Dataset entries on figures
━━━━━━━━
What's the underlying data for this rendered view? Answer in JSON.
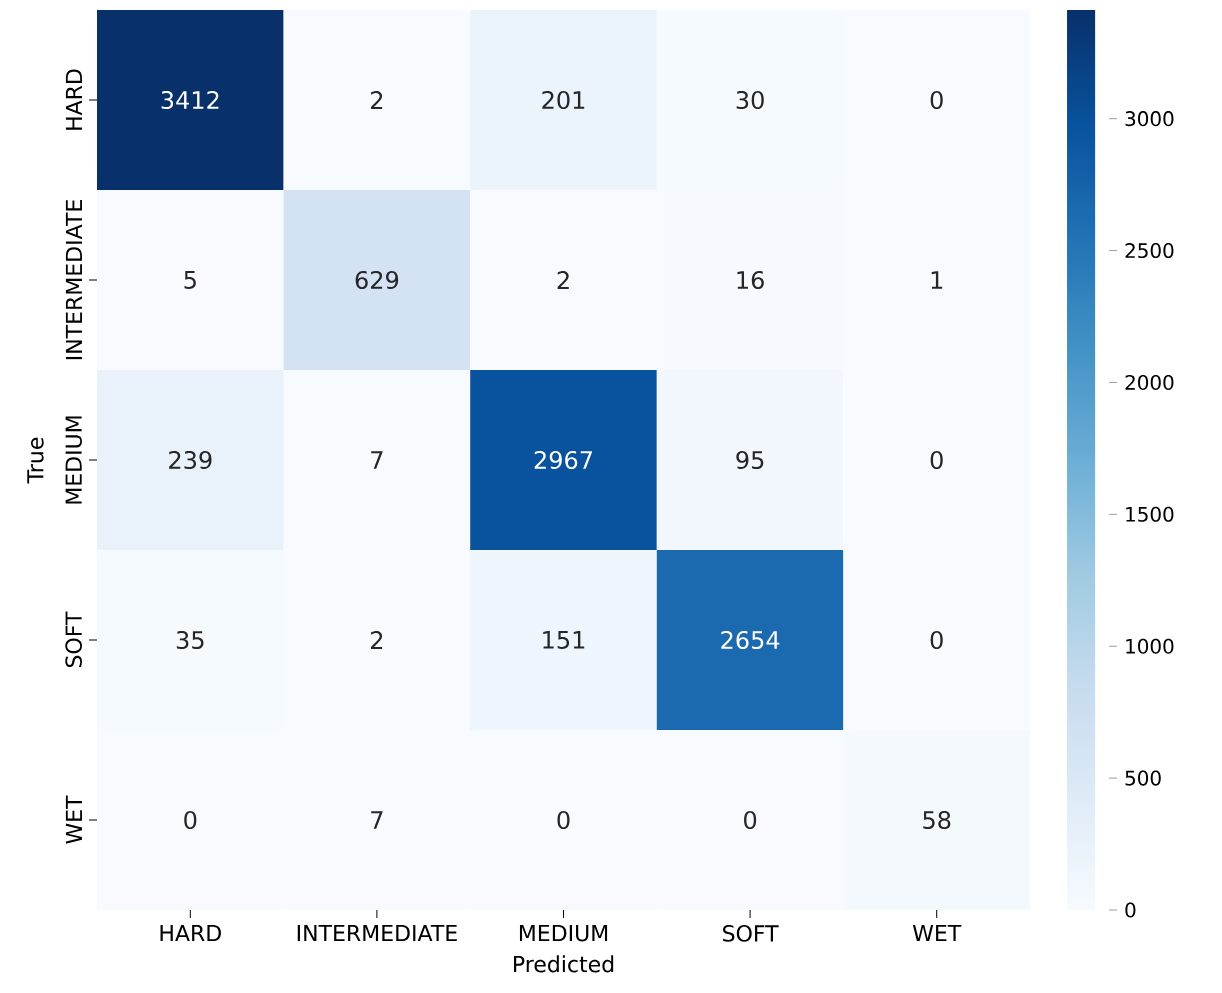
{
  "chart_data": {
    "type": "heatmap",
    "xlabel": "Predicted",
    "ylabel": "True",
    "categories": [
      "HARD",
      "INTERMEDIATE",
      "MEDIUM",
      "SOFT",
      "WET"
    ],
    "y_categories": [
      "HARD",
      "INTERMEDIATE",
      "MEDIUM",
      "SOFT",
      "WET"
    ],
    "cells": [
      [
        3412,
        2,
        201,
        30,
        0
      ],
      [
        5,
        629,
        2,
        16,
        1
      ],
      [
        239,
        7,
        2967,
        95,
        0
      ],
      [
        35,
        2,
        151,
        2654,
        0
      ],
      [
        0,
        7,
        0,
        0,
        58
      ]
    ],
    "clim": [
      0,
      3412
    ],
    "cticks": [
      0,
      500,
      1000,
      1500,
      2000,
      2500,
      3000
    ],
    "data_labels": true
  }
}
━━━━━━━━
* What you have to do: From the entries above, output every line exactly and omit any image.

* Solution:
What's the underlying data for this rendered view? Answer in JSON.
{
  "chart_data": {
    "type": "heatmap",
    "xlabel": "Predicted",
    "ylabel": "True",
    "categories": [
      "HARD",
      "INTERMEDIATE",
      "MEDIUM",
      "SOFT",
      "WET"
    ],
    "y_categories": [
      "HARD",
      "INTERMEDIATE",
      "MEDIUM",
      "SOFT",
      "WET"
    ],
    "cells": [
      [
        3412,
        2,
        201,
        30,
        0
      ],
      [
        5,
        629,
        2,
        16,
        1
      ],
      [
        239,
        7,
        2967,
        95,
        0
      ],
      [
        35,
        2,
        151,
        2654,
        0
      ],
      [
        0,
        7,
        0,
        0,
        58
      ]
    ],
    "clim": [
      0,
      3412
    ],
    "cticks": [
      0,
      500,
      1000,
      1500,
      2000,
      2500,
      3000
    ],
    "data_labels": true
  }
}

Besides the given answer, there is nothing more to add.